SET PROBLEM: Write out every line below that includes the word "theorist".

<<<<

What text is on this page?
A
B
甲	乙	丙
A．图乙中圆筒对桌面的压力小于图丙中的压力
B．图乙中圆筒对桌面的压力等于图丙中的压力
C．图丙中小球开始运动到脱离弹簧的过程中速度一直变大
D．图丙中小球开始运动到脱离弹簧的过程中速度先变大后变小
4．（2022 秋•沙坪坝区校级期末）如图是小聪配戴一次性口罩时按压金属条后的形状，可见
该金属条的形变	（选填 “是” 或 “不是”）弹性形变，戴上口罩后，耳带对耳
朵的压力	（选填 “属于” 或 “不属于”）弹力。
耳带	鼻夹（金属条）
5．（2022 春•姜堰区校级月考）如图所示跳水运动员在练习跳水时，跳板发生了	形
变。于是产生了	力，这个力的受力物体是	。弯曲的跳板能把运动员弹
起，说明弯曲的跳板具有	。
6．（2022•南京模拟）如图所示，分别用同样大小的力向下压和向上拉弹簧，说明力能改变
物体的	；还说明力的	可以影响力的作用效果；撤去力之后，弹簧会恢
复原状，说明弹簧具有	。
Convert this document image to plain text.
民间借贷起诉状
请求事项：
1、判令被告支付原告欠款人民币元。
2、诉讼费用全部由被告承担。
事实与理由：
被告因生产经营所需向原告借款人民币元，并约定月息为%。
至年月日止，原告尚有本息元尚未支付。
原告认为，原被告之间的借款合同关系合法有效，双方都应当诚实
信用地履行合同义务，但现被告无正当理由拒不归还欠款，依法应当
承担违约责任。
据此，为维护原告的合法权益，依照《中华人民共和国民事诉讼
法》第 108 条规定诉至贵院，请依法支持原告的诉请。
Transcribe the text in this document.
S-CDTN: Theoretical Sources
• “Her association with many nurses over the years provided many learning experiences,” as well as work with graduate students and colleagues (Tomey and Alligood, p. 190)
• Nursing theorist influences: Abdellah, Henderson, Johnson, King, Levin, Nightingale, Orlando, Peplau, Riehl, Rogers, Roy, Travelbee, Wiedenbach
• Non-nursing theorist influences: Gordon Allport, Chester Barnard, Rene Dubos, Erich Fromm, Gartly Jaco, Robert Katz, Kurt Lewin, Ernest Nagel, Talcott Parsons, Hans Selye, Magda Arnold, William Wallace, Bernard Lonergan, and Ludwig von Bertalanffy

>>>>

SOLUTION FOR THIS EXERCISE:
• Nursing theorist influences: Abdellah, Henderson, Johnson, King, Levin, Nightingale, Orlando, Peplau, Riehl, Rogers, Roy, Travelbee, Wiedenbach
• Non-nursing theorist influences: Gordon Allport, Chester Barnard, Rene Dubos, Erich Fromm, Gartly Jaco, Robert Katz, Kurt Lewin, Ernest Nagel, Talcott Parsons, Hans Selye, Magda Arnold, William Wallace, Bernard Lonergan, and Ludwig von Bertalanffy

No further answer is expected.